### WHAT YOU HAVE TO DO:
What follows is a listing; give it again exactly, in its entirety.
### EXERCISE INPUT
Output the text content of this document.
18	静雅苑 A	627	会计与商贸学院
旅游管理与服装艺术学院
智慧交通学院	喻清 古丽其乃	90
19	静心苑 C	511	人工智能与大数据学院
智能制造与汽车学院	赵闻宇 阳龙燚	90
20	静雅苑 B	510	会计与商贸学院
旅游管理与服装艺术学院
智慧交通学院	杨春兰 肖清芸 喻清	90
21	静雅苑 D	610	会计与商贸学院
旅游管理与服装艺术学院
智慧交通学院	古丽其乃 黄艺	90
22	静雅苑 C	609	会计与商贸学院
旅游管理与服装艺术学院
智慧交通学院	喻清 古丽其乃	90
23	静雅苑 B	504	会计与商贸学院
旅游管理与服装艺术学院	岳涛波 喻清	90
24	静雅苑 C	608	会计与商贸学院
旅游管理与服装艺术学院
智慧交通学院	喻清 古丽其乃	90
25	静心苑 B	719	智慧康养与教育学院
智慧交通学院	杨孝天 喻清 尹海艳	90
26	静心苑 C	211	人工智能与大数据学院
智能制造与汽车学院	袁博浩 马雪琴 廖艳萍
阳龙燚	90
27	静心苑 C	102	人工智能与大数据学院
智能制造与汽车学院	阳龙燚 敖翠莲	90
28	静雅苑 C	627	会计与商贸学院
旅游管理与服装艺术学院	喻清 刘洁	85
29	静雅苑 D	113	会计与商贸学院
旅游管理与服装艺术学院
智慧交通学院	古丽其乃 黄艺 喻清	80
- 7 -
######
### OUTPUT OF THE EXERCISE:
Output the text content of this document.
18	静雅苑 A	627	会计与商贸学院
旅游管理与服装艺术学院
智慧交通学院	喻清 古丽其乃	90
19	静心苑 C	511	人工智能与大数据学院
智能制造与汽车学院	赵闻宇 阳龙燚	90
20	静雅苑 B	510	会计与商贸学院
旅游管理与服装艺术学院
智慧交通学院	杨春兰 肖清芸 喻清	90
21	静雅苑 D	610	会计与商贸学院
旅游管理与服装艺术学院
智慧交通学院	古丽其乃 黄艺	90
22	静雅苑 C	609	会计与商贸学院
旅游管理与服装艺术学院
智慧交通学院	喻清 古丽其乃	90
23	静雅苑 B	504	会计与商贸学院
旅游管理与服装艺术学院	岳涛波 喻清	90
24	静雅苑 C	608	会计与商贸学院
旅游管理与服装艺术学院
智慧交通学院	喻清 古丽其乃	90
25	静心苑 B	719	智慧康养与教育学院
智慧交通学院	杨孝天 喻清 尹海艳	90
26	静心苑 C	211	人工智能与大数据学院
智能制造与汽车学院	袁博浩 马雪琴 廖艳萍
阳龙燚	90
27	静心苑 C	102	人工智能与大数据学院
智能制造与汽车学院	阳龙燚 敖翠莲	90
28	静雅苑 C	627	会计与商贸学院
旅游管理与服装艺术学院	喻清 刘洁	85
29	静雅苑 D	113	会计与商贸学院
旅游管理与服装艺术学院
智慧交通学院	古丽其乃 黄艺 喻清	80
- 7 -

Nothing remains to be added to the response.